SELECTION:
An Asian restaurant, Homey Hot Pot, opened Wednesday at 3649 Lafayette Road in a space formerly occupied by Szechwan Garden. It offers a buffet, sushi rolls and a hot pot experience where patrons can select items and cook them at their tables.
This is the third location for Homey Hot Pot, which also has restaurants in Bloomington and Vincennes.
And Bon Appetit, a Haitian restaurant owned by Mickerson Joseph, opens Sunday at 4225 Lafayette Road.
Joseph immigrated to the U.S. from Haiti in 1992 and worked at restaurants in Orlando, Florida and Texas before coming to Indianapolis. He has 26 years of culinary experience.
Taste of Dubai, a Middle Eastern restaurant at 4672 W. 38th St., opened earlier this month, and Thai Town Cuisine opened last month at 5130 W. 38th St.
All told, nine restaurants have opened in the district this year, which spans Lafayette Road between 34th and 46th streets and 38th Street between High School Road and Commercial Drive. Another four to five are expected to open yet this year.
“This year has been extremely active,” said Mary Clark, executive director of the International Marketplace Coalition.
The not-for-profit coalition, originally named the Lafayette Square Area Coalition, was formed in 2005. The group decided to pivot from saving Lafayette Square to embracing the area’s emerging international flavor and changed its name to reflect that, Clark said.
Clark said the area will be home to 109 ethnic restaurants by the end of the year, spanning cuisines from Mexican and Indian to Ethiopian and Peruvian.
Clark said she believes restaurateurs are attracted to the district as it gains more widespread recognition. “We’ve been getting a lot of press in the last couple of years.”
The publication Food & Wine profiled the International Marketplace in a story last fall in a story headlined, “The Most Interesting Neighborhood in Indianapolis.”
Public Radio International did a piece on the International Marketplace in 2016, and the National Culinary Review wrote a story in 2015. The New York Times wrote about the area and its restaurants in 2011.

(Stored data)

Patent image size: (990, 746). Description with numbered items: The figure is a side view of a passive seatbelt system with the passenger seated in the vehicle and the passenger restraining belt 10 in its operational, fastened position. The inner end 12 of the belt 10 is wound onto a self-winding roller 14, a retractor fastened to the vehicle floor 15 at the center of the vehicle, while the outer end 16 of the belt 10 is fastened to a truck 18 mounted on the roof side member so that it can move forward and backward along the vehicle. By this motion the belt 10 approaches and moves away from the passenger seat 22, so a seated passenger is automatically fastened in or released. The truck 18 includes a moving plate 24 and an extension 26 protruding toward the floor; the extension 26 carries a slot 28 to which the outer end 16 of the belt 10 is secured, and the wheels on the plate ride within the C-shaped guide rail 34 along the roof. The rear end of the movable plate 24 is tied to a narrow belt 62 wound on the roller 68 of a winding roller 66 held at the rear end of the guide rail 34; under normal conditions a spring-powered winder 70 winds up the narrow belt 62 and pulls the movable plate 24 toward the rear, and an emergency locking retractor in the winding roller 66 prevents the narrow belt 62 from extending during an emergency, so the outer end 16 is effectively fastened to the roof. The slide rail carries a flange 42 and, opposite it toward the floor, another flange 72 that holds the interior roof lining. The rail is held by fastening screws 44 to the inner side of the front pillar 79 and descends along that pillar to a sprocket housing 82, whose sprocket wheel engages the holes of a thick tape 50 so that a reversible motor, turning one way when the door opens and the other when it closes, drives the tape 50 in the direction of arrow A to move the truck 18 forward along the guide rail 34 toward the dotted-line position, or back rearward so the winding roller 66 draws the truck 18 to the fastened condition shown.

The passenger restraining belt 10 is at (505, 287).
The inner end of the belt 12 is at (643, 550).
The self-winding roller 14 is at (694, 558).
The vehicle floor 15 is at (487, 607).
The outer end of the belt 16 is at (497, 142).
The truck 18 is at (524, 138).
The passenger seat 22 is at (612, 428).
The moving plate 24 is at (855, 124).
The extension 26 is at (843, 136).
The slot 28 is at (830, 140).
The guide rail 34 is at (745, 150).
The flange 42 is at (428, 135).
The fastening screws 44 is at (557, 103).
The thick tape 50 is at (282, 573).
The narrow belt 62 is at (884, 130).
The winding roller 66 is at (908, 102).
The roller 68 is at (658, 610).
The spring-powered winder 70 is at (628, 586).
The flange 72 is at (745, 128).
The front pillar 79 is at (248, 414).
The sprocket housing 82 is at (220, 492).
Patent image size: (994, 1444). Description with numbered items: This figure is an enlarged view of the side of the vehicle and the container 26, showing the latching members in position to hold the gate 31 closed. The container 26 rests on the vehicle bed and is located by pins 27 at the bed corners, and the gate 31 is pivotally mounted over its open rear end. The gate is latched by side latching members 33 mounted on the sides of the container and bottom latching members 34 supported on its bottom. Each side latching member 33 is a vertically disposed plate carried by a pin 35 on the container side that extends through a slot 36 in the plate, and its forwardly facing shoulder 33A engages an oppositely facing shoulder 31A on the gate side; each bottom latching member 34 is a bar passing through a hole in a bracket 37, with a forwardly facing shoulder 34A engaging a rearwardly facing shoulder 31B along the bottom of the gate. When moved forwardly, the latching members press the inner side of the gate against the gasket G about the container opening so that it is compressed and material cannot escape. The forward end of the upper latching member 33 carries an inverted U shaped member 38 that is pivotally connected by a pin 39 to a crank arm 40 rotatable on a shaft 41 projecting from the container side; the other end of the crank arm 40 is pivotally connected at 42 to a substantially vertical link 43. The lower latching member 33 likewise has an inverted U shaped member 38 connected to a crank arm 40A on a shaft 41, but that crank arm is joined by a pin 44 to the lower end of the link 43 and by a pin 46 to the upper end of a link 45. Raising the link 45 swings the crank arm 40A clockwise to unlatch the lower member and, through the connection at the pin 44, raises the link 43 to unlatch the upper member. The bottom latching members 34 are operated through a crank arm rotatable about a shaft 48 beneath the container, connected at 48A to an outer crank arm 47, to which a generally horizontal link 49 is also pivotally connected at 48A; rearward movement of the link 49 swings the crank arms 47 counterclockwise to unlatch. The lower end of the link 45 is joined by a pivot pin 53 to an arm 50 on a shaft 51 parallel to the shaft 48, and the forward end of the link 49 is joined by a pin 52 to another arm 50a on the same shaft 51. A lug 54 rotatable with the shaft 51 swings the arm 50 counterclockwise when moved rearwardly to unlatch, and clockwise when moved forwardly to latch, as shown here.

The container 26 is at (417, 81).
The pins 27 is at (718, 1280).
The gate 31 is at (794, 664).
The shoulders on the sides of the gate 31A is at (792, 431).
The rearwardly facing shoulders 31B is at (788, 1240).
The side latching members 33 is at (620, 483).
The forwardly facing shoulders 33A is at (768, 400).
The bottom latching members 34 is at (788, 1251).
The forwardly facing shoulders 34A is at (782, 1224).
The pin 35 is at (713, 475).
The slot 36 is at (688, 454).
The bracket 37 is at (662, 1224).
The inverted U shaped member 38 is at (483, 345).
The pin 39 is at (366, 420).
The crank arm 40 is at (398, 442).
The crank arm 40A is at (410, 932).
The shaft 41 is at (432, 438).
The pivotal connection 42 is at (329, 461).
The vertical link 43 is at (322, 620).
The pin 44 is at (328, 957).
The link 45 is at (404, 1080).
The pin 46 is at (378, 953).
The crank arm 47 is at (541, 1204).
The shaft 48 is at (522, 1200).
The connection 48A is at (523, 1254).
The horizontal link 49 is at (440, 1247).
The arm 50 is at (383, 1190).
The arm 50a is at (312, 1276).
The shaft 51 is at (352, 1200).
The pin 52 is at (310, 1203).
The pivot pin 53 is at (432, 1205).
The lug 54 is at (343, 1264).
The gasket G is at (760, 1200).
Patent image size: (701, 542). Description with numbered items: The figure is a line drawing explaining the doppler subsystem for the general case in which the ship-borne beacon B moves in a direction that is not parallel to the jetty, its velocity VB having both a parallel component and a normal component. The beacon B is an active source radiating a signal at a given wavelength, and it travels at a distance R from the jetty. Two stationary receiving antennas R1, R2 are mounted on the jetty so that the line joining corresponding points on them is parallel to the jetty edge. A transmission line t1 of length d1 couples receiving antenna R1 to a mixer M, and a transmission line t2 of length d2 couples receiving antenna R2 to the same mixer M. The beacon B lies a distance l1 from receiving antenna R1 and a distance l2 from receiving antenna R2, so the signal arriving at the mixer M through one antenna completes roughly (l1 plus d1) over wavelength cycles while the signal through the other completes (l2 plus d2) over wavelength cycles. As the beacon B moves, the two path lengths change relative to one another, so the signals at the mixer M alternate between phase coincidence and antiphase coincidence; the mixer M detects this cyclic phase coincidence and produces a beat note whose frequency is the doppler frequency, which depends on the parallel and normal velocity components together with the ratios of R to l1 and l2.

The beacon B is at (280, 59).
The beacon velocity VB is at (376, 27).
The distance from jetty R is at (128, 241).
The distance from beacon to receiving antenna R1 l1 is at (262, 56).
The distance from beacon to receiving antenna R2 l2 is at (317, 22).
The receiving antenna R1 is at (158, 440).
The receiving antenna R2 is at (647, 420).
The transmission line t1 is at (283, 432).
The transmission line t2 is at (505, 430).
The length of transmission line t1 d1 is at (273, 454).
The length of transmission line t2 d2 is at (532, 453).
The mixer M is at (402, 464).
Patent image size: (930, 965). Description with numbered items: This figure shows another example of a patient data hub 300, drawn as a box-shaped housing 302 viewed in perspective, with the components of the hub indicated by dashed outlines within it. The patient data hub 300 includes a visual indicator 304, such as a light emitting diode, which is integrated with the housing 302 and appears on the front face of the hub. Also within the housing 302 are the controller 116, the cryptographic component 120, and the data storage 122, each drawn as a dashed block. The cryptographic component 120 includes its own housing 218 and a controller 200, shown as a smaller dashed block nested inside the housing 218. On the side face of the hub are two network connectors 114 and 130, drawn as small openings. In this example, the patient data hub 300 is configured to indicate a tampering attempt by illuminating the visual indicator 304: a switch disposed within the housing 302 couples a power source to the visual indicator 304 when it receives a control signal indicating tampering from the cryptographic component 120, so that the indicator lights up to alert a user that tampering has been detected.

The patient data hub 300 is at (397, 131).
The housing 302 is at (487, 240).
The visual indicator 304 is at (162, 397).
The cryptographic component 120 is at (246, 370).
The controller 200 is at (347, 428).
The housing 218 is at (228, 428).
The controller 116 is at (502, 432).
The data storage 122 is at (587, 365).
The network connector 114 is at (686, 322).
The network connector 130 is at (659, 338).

TASK PROMPT: Extend the news piece about new restaurants opening in the International Marketplace district, picking up right after its final sentence.

EXPECTED ANSWER:
In other news this week:
— Sun King’s Broad Ripple Tap Room opens Saturday at 1021 Broad Ripple Ave. It will offer food from Offshore, a concept created by FK Restaurant Group, operator of the Pier 48 Fish House and Oyster Bar in downtown Indianapolis, which opened last month across from Banker’s Life Fieldhouse.
Sun King took over the Broad Ripple space from Thr3e Wise Men Brewing Co., which closed June 9 after parent company Scotty’s Holdings filed for Chapter 11 bankruptcy protection. Sun King acquired the location’s assets, including its liquor license, equipment and furnishings, at auction this summer.
— Boot Barn is opening a new store in the Southport Commons shopping center at 4850 E. Southport Road. Plans filed with the city of Indianapolis indicate the retailer is taking a 13,603-square-foot space on the west end of the shopping center, which is anchored by Target, Home Depot and Kohl’s. The retailer, which sells cowboy boots, cowboy hats and other western attire, is targeting an early spring 2020 opening.
This will be the Irvine, California-based retailer’s second Indianapolis store, joining one at 8366 Castleton Corner Drive near Castleton Square Mall. Boot Barn has two other Indiana stores, in Clarksville and Evansville, and a total of 242 stores in 33 states.
— Chick-fil-A plans to open at 2020 E. County Line Road, just east of U.S. 31 on the Indianapolis side of the Marion County/Johnson County border.
A former Fifth Third Bank branch stands on the site. Fifth Third vacated the building in 2015. Chick-fil-A said it plans to demolish and replace the building. It’s shooting for an opening in late fall of 2020. The new store will join another Chick-fil-A just across the road to the south, inside Greenwood Park Mall. The mall location will remain open.
Based in Atlanta, Chick-fil-A has more than 2,400 restaurants around the U.S., including more than a dozen in the Indianapolis area.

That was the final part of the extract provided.